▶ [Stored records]
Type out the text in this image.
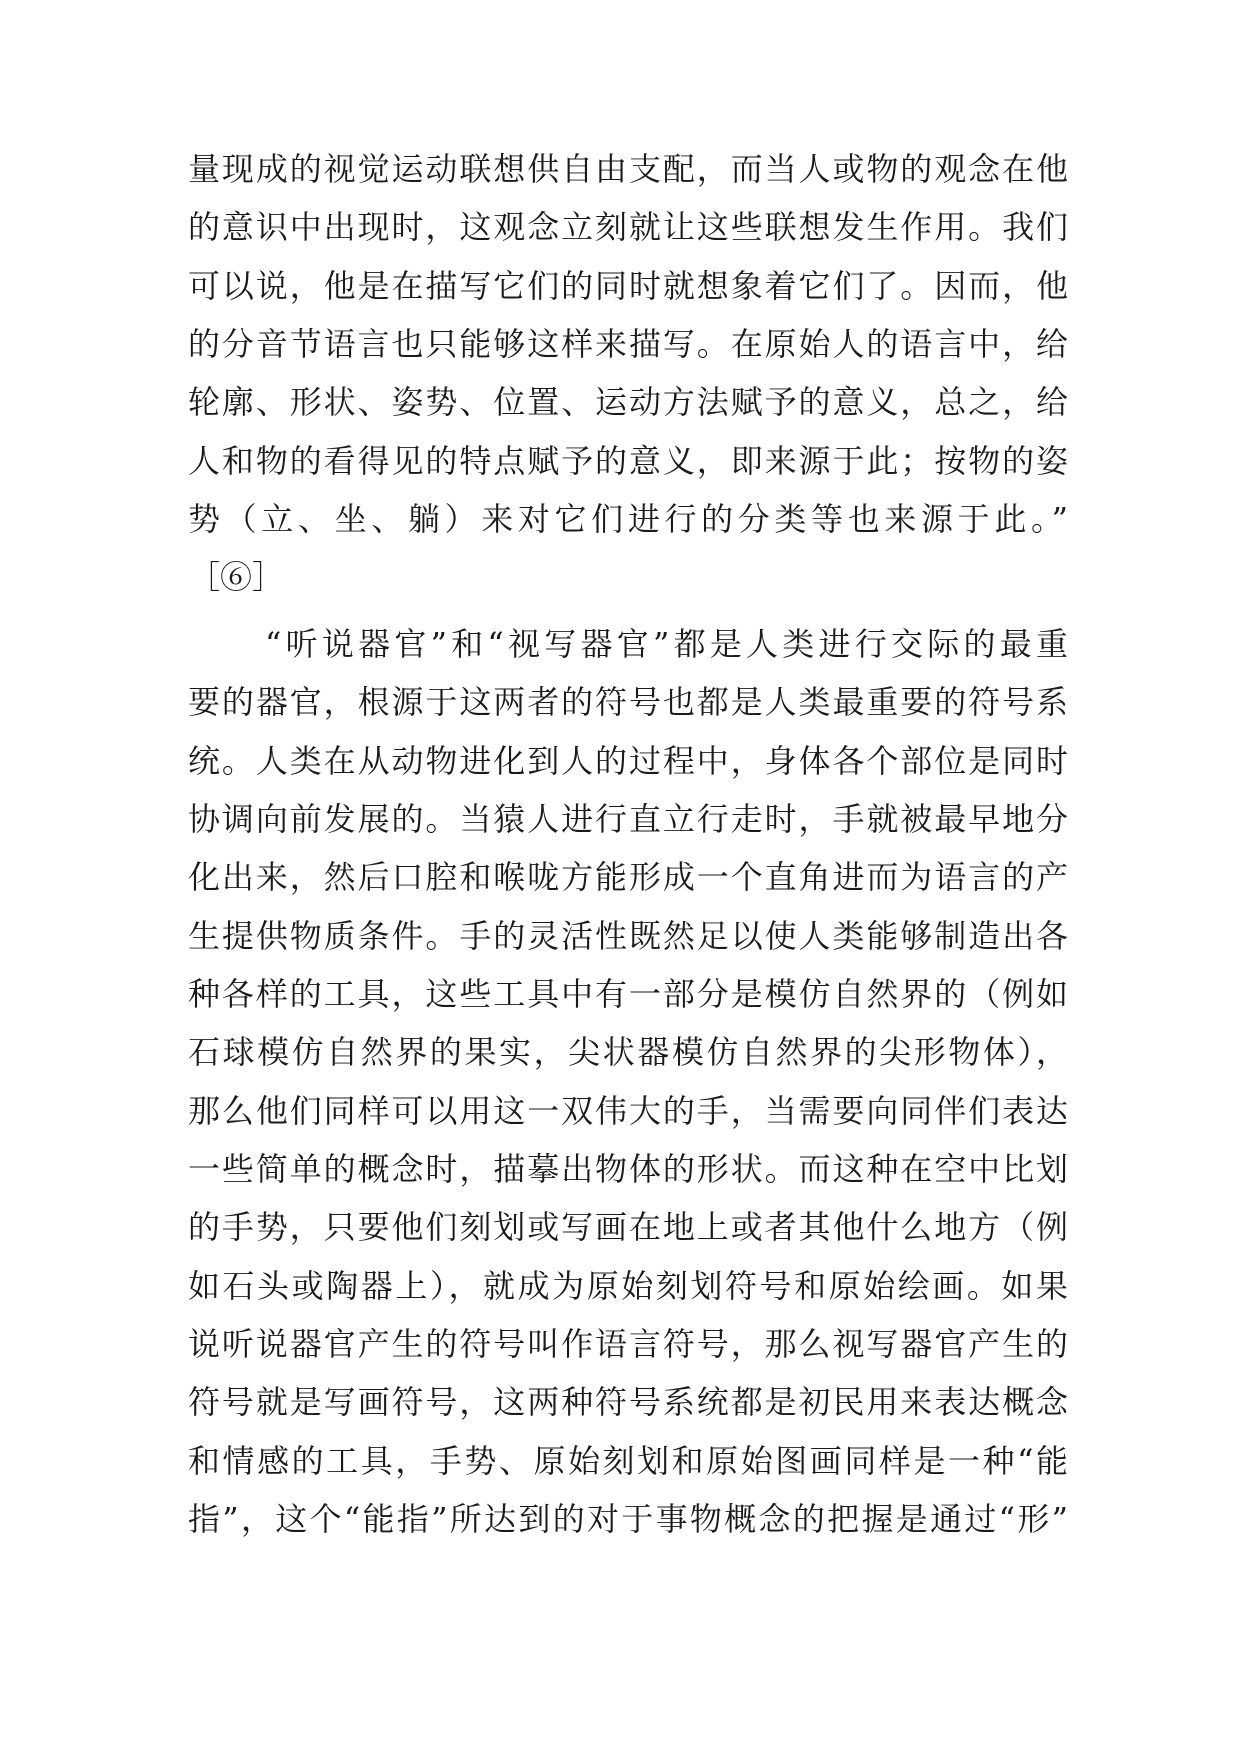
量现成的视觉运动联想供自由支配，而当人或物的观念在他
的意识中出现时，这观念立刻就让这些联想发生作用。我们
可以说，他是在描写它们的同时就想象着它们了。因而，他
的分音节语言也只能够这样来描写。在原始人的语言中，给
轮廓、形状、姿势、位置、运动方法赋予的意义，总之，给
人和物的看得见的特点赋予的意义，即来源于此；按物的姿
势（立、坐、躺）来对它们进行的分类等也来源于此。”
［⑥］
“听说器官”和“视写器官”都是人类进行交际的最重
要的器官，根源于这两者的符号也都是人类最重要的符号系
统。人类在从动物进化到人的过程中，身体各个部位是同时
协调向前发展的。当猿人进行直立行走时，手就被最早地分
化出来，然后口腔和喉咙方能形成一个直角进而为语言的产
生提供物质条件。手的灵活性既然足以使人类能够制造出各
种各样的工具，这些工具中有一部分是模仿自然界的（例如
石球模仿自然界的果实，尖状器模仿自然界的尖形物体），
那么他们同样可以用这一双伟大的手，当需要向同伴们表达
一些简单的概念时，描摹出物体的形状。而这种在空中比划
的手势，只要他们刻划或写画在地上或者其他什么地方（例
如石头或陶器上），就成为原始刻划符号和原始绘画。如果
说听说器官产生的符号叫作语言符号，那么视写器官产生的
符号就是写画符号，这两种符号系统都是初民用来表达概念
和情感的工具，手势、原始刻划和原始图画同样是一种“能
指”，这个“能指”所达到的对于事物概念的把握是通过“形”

...

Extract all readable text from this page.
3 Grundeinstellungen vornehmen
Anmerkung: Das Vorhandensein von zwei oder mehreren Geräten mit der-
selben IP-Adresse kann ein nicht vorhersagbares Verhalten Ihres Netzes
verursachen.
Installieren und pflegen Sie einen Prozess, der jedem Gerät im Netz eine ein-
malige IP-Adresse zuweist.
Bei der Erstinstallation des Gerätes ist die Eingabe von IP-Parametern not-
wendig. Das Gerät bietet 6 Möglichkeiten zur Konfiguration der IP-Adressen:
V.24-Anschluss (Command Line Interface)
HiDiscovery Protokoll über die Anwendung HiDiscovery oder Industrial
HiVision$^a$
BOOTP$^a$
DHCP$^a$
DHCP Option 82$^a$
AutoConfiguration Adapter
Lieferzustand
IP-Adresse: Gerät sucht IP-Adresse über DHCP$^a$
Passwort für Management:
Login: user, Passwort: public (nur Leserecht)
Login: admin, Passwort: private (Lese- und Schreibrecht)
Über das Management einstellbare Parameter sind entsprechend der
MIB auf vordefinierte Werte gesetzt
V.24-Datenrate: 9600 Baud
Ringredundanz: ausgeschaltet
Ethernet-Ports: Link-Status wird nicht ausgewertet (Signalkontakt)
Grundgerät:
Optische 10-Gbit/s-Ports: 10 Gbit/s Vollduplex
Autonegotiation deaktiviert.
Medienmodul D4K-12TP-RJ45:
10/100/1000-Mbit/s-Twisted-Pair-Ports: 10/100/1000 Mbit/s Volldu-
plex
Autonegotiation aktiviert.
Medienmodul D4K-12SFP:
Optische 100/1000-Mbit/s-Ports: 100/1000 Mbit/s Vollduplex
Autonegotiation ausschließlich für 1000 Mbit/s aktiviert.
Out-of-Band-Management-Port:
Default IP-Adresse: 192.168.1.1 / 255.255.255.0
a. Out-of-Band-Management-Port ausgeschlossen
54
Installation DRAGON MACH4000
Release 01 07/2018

--

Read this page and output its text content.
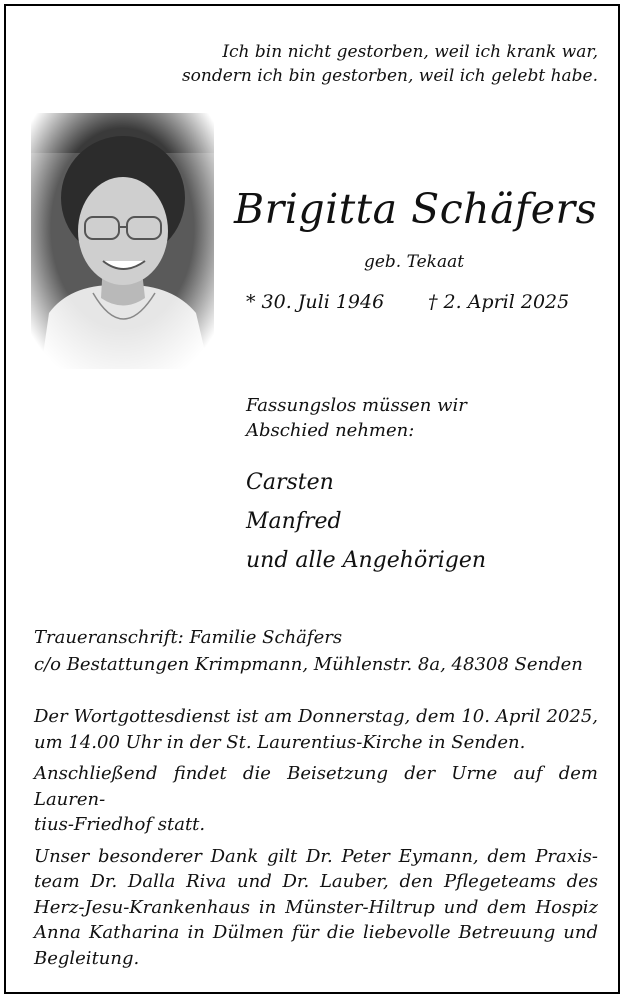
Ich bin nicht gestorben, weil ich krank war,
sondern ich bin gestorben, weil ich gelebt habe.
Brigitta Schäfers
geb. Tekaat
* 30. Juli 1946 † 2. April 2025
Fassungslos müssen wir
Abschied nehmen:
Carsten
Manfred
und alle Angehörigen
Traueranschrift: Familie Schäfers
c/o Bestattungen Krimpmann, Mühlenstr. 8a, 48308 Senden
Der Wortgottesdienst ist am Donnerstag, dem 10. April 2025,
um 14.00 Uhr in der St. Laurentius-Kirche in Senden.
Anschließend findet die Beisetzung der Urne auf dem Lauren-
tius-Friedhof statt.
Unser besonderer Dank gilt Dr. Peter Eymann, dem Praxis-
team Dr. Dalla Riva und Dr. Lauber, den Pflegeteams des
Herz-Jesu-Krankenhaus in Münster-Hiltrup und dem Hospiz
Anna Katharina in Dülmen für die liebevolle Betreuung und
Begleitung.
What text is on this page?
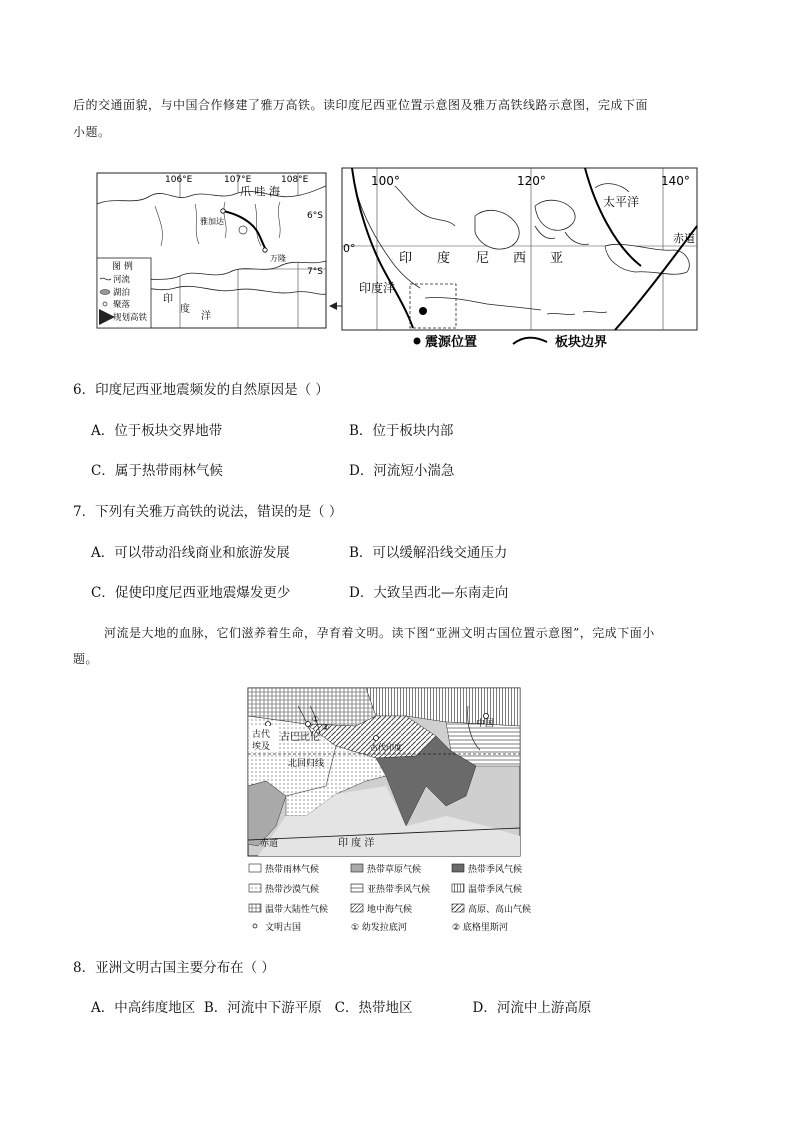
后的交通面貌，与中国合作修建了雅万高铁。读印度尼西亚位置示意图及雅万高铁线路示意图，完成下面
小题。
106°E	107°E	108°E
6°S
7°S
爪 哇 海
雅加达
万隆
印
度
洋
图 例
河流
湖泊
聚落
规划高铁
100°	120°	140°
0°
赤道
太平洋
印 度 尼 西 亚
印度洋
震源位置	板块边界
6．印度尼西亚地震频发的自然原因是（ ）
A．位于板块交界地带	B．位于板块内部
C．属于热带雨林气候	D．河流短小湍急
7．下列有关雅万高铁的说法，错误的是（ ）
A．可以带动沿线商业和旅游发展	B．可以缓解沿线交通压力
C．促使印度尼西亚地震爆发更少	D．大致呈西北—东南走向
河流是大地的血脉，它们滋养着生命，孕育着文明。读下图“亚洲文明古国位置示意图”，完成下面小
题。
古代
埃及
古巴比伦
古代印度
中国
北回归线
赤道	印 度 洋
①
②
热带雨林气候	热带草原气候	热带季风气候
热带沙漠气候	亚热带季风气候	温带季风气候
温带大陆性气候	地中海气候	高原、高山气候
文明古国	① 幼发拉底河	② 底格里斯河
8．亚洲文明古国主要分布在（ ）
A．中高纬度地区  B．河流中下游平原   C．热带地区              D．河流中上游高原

▶ [GIVEN PROBLEM]
Select and copy every line of the material that holds the string "Login".

▶ [ANSWER FOR THE TASK]
Login: user, Passwort: public (nur Leserecht)
Login: admin, Passwort: private (Lese- und Schreibrecht)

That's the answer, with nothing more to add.